**Required work**
Copy out each line containing "bitrate" from the entries below.

**The input**
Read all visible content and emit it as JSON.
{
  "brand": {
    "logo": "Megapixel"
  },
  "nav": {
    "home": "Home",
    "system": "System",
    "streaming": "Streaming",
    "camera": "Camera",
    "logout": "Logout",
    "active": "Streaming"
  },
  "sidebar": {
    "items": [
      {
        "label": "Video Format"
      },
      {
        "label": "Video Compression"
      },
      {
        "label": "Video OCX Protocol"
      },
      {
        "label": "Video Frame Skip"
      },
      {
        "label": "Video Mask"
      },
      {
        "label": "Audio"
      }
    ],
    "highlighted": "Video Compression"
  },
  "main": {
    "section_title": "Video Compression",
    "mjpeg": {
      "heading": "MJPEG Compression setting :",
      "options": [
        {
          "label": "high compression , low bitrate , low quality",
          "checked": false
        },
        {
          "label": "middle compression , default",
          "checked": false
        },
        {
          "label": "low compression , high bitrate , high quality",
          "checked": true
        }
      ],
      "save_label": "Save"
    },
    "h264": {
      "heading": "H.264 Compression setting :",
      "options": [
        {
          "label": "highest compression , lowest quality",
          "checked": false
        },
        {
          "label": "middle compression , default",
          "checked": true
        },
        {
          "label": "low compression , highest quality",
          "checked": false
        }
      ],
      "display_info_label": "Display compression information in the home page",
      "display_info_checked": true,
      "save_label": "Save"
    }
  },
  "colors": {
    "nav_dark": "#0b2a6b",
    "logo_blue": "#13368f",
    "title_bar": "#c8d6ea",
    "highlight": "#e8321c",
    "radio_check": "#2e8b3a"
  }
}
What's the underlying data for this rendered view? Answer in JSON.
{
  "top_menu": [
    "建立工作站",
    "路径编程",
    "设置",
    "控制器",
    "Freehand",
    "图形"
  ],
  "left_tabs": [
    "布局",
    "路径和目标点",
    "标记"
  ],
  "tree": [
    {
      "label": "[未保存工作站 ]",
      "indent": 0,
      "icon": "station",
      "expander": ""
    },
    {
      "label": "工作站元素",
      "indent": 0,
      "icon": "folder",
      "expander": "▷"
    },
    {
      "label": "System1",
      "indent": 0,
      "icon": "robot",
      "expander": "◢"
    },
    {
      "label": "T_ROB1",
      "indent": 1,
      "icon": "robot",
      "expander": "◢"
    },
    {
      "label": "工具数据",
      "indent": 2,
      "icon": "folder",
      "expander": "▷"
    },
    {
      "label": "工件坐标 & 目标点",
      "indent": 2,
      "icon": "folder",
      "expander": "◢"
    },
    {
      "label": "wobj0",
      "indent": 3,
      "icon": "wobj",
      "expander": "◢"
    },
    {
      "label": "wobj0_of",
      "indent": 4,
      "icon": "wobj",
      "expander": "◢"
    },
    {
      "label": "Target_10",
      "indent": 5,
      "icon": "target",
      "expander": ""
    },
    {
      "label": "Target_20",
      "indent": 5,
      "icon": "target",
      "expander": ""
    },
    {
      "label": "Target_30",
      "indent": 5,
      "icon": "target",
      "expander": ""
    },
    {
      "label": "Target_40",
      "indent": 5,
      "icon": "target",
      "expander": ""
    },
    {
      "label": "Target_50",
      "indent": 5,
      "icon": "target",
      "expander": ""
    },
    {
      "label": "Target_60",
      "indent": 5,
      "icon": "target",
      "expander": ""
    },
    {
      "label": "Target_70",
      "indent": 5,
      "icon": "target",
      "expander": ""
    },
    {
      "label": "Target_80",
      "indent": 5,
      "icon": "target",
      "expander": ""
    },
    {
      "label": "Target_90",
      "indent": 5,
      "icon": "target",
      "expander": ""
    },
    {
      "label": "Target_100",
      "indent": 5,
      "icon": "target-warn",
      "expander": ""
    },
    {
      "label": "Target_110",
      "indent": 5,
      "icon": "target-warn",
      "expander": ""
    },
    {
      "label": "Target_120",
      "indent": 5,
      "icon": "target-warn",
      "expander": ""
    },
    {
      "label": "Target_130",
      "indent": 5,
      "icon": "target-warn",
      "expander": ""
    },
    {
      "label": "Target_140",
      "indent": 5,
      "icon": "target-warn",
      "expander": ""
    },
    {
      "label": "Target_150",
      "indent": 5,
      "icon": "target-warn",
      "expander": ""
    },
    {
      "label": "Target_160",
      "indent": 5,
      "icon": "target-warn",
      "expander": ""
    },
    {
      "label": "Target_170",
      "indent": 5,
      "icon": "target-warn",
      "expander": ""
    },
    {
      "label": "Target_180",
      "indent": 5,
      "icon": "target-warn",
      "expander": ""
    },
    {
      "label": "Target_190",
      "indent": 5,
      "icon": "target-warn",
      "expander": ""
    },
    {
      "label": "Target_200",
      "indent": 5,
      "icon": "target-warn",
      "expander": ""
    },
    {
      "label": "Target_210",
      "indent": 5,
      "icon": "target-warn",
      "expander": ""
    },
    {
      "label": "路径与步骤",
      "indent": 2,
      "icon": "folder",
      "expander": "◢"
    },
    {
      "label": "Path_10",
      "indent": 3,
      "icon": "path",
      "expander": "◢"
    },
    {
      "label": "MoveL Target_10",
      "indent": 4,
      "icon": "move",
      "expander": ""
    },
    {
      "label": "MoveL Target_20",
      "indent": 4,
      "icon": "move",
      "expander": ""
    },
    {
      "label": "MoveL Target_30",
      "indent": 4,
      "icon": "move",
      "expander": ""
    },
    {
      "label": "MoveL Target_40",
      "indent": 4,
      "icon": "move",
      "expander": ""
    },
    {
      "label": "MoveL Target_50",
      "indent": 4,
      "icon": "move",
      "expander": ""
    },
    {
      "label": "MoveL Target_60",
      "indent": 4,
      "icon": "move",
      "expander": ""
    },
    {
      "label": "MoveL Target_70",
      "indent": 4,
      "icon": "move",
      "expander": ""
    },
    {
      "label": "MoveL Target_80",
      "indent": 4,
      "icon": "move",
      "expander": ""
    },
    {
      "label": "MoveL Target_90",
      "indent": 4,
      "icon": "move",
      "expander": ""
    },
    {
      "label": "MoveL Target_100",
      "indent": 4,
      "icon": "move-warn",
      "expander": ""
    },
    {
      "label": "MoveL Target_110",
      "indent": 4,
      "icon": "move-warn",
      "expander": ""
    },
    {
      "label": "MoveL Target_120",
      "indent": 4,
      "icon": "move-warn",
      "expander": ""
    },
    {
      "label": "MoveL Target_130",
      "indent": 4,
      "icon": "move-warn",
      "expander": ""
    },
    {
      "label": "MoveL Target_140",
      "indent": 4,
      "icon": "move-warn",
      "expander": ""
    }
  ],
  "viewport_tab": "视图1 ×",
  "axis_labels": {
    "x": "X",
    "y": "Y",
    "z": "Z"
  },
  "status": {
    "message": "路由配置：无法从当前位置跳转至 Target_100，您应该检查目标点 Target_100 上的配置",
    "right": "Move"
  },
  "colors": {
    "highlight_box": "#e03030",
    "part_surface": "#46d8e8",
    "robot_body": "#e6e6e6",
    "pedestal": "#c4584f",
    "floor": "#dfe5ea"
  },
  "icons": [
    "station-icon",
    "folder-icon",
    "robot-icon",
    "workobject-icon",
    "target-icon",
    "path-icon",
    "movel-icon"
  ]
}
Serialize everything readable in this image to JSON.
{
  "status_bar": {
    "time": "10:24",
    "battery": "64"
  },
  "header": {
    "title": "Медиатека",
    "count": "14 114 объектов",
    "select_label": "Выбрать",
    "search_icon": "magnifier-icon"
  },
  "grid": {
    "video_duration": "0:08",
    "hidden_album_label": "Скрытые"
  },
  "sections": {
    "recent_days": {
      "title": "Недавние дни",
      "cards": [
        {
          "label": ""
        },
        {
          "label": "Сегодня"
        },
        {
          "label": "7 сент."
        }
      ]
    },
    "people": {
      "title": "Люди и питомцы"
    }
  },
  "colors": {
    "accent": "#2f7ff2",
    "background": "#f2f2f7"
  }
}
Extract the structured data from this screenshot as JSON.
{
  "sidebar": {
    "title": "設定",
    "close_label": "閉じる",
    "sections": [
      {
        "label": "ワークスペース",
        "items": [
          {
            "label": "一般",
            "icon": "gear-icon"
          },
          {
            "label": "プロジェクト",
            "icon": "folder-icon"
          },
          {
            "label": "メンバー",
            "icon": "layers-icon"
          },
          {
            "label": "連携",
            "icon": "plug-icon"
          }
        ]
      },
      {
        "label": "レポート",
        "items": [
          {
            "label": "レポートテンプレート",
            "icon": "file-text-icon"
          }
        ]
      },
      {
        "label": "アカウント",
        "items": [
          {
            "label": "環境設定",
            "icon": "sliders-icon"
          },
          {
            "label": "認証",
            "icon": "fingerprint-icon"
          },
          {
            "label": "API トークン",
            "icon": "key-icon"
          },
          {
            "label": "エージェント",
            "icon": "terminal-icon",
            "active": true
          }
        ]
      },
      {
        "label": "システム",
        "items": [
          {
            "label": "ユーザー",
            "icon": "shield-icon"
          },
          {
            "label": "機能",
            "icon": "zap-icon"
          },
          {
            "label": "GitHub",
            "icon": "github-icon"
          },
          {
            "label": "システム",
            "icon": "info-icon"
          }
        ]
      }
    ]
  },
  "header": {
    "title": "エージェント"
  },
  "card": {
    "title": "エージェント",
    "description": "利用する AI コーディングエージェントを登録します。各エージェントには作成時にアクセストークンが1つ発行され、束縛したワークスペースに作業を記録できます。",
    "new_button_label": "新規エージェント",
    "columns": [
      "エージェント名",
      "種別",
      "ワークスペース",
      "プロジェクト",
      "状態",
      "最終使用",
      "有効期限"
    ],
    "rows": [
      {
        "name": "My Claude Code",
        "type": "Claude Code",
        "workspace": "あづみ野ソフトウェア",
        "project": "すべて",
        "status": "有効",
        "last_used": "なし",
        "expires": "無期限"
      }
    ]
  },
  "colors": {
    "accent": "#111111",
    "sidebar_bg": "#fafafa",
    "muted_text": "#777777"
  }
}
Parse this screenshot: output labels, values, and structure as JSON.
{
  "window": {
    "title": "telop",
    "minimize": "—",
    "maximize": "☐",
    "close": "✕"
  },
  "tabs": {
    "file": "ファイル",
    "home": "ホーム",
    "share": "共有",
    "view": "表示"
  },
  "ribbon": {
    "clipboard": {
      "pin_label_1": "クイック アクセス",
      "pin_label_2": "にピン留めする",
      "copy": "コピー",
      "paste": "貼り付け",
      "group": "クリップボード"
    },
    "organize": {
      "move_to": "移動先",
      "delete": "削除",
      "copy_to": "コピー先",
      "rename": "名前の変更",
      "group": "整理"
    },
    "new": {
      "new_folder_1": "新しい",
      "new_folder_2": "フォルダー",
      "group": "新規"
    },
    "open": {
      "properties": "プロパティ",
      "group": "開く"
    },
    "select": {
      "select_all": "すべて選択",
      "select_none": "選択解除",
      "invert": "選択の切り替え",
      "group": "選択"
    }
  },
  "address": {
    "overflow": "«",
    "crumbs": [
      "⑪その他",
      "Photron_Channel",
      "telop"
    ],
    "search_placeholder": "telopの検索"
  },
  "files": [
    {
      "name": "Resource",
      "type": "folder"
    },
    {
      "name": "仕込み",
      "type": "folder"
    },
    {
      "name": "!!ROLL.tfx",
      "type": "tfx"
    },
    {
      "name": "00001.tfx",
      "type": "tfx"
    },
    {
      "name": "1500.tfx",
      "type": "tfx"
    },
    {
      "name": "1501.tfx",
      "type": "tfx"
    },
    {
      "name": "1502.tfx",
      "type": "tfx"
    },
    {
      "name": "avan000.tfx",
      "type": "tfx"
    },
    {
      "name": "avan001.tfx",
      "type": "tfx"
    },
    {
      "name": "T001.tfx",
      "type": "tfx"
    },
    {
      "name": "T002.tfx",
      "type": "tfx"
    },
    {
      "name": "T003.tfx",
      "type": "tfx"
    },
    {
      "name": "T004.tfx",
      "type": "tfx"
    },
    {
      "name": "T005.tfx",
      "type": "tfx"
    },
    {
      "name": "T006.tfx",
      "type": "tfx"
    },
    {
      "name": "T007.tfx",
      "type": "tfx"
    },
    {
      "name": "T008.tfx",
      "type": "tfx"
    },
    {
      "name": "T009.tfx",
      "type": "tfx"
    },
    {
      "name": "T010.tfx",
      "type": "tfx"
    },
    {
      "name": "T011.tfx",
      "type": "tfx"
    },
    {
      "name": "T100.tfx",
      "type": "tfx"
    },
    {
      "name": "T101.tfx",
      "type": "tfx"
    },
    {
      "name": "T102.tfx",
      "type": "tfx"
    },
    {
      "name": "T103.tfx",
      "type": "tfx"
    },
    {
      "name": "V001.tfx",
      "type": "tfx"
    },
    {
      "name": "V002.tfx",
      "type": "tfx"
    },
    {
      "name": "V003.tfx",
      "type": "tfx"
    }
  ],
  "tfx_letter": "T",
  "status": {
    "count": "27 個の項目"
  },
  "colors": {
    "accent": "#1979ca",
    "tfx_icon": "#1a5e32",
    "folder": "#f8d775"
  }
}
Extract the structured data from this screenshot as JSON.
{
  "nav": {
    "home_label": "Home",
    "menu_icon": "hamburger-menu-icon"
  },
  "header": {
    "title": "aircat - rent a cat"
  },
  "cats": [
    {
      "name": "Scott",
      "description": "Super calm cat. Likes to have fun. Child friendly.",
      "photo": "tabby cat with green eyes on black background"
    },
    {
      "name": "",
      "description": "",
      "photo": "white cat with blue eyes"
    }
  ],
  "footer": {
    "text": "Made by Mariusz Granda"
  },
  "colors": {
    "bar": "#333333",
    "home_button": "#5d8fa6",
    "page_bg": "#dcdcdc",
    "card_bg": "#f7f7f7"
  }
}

**Solution below**
          "label": "high compression , low bitrate , low quality",
          "label": "low compression , high bitrate , high quality",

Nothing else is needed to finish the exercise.